== Record excerpts
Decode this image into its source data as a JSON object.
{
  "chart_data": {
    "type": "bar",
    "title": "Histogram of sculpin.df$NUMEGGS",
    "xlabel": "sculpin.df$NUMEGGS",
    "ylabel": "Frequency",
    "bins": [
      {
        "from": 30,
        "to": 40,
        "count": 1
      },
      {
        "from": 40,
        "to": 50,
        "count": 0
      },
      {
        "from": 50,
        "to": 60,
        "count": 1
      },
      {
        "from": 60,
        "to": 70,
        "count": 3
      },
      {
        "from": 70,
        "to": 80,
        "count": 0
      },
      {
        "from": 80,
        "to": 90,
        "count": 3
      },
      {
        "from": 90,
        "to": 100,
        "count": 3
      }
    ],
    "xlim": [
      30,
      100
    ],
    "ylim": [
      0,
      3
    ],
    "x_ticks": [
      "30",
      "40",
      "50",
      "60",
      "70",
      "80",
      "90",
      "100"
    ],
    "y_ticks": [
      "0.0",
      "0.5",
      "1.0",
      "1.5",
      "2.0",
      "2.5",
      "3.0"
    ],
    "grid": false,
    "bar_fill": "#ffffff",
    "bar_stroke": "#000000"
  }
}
====
== Record excerpts
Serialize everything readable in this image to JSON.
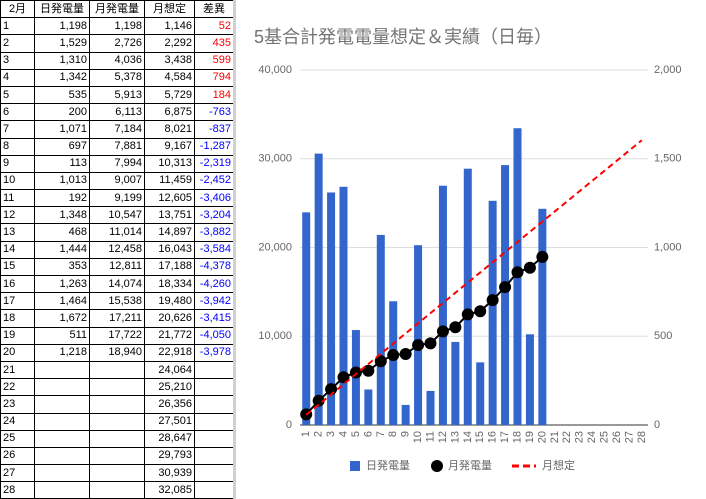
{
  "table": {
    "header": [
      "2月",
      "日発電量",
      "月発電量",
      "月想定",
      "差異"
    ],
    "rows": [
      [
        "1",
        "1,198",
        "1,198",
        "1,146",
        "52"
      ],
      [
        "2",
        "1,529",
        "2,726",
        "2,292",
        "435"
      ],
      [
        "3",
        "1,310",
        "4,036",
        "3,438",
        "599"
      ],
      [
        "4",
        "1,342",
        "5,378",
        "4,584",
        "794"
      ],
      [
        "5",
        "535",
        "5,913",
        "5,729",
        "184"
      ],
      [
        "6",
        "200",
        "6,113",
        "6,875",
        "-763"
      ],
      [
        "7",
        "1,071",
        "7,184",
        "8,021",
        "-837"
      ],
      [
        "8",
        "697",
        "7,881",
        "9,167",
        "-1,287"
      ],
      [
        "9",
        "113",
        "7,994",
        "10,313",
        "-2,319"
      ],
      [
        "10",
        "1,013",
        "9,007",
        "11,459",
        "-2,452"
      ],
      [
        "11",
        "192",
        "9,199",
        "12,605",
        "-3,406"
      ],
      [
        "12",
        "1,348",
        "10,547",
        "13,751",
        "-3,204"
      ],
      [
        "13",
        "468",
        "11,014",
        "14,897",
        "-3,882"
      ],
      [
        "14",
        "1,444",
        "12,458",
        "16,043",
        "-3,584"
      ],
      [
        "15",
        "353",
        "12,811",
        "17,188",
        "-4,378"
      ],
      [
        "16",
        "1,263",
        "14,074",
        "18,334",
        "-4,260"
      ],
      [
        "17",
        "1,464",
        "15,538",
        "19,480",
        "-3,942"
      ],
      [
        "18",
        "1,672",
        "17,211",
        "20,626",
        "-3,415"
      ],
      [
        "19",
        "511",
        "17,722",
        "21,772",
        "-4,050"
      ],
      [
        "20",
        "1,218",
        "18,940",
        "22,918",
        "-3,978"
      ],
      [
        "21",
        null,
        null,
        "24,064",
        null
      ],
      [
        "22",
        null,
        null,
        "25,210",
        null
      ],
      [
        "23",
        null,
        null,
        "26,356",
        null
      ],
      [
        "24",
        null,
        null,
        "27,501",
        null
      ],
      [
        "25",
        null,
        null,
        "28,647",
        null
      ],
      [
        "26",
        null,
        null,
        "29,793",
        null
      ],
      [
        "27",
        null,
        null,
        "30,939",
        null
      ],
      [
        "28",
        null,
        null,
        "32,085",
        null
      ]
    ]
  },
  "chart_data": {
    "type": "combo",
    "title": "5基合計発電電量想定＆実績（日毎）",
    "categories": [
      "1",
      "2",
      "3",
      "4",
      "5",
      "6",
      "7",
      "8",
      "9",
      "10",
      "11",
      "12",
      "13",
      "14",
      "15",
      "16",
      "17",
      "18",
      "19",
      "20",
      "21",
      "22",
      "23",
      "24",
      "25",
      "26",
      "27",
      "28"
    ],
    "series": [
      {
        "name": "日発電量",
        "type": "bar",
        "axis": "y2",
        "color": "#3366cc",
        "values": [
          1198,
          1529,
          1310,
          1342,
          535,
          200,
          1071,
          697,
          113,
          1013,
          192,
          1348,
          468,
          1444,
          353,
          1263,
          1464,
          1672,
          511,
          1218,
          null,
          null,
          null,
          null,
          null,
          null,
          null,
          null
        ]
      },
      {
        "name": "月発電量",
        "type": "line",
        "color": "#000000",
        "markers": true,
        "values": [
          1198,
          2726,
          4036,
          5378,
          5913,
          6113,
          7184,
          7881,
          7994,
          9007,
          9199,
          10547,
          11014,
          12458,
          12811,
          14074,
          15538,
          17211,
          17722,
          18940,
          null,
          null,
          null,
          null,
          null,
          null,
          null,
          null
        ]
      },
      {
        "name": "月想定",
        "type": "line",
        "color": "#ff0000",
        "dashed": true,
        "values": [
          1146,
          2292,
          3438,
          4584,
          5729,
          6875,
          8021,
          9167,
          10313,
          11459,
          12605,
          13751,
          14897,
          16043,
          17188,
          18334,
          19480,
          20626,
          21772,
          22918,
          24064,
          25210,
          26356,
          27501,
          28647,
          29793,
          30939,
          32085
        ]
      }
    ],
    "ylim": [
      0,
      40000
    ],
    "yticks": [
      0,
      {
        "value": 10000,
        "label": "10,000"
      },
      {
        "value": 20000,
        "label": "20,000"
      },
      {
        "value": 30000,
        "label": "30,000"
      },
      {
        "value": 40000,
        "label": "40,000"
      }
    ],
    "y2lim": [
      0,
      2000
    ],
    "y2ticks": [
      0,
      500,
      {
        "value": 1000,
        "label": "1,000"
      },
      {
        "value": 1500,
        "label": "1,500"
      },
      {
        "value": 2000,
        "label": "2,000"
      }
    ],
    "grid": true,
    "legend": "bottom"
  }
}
====
== Record excerpts
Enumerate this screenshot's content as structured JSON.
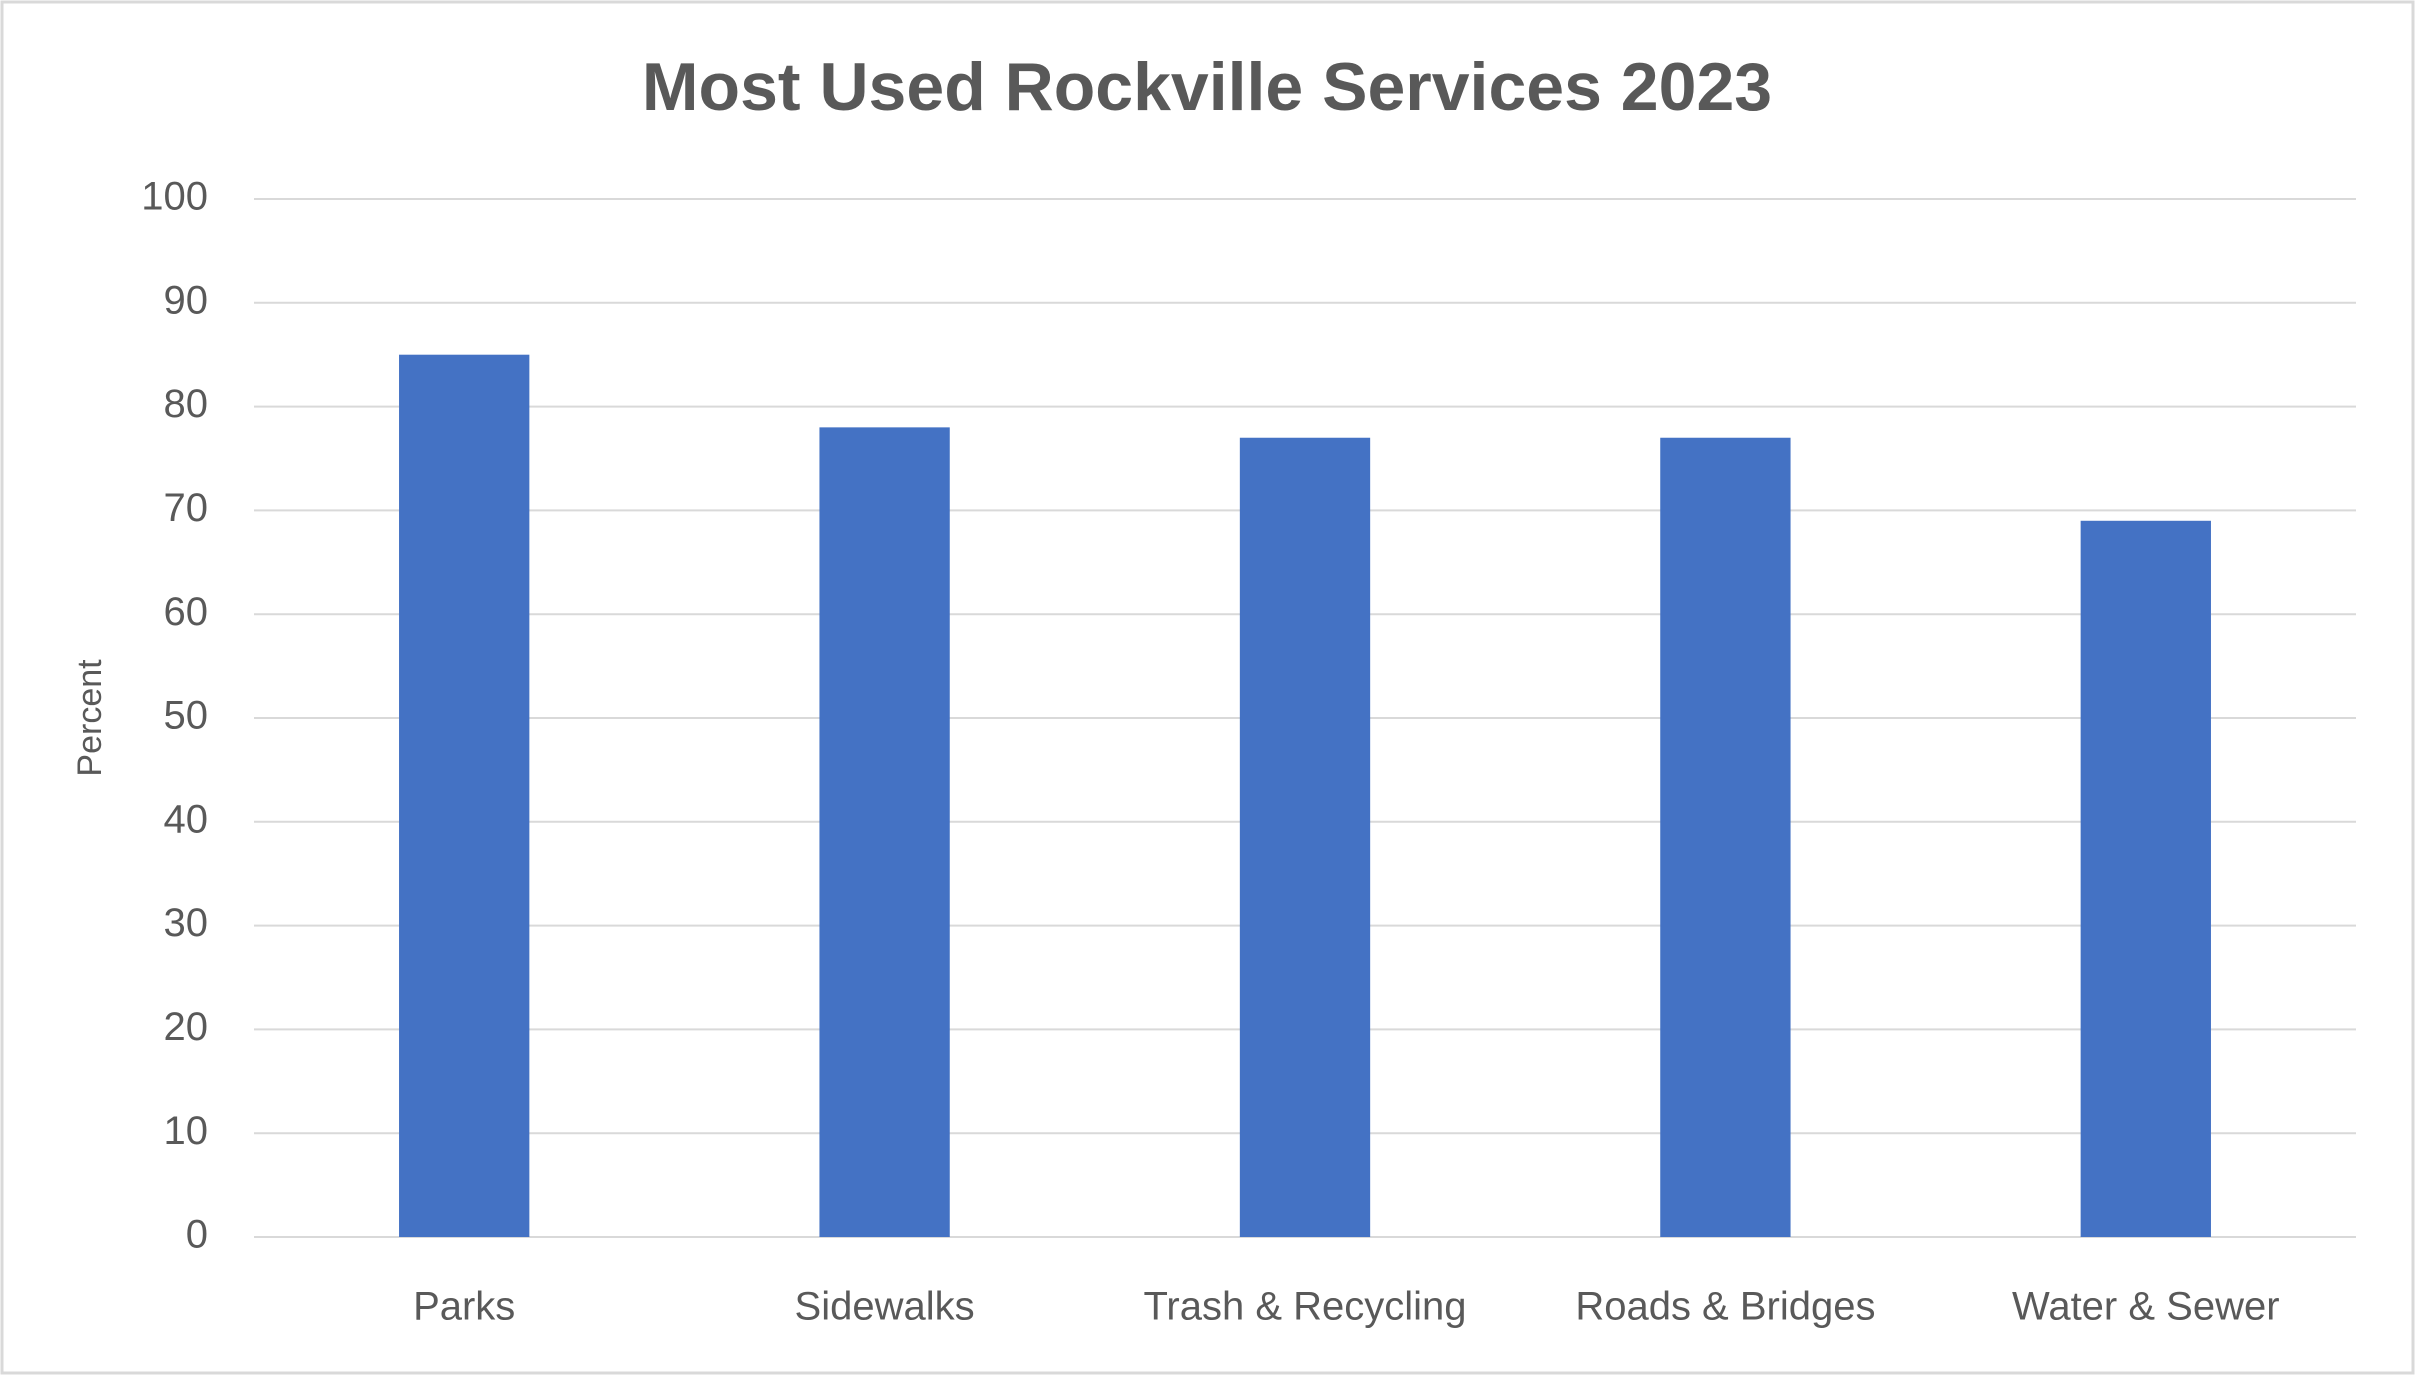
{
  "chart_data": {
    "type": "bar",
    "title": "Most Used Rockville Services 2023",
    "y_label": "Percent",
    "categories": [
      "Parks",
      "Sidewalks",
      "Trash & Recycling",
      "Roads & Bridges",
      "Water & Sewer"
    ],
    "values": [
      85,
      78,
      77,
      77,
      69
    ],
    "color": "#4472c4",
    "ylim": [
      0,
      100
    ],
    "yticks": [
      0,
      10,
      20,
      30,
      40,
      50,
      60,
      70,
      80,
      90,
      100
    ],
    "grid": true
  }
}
====
All lines above containing the string "from" are to be collected.

*Correct result*
        "from": 30,
        "from": 40,
        "from": 50,
        "from": 60,
        "from": 70,
        "from": 80,
        "from": 90,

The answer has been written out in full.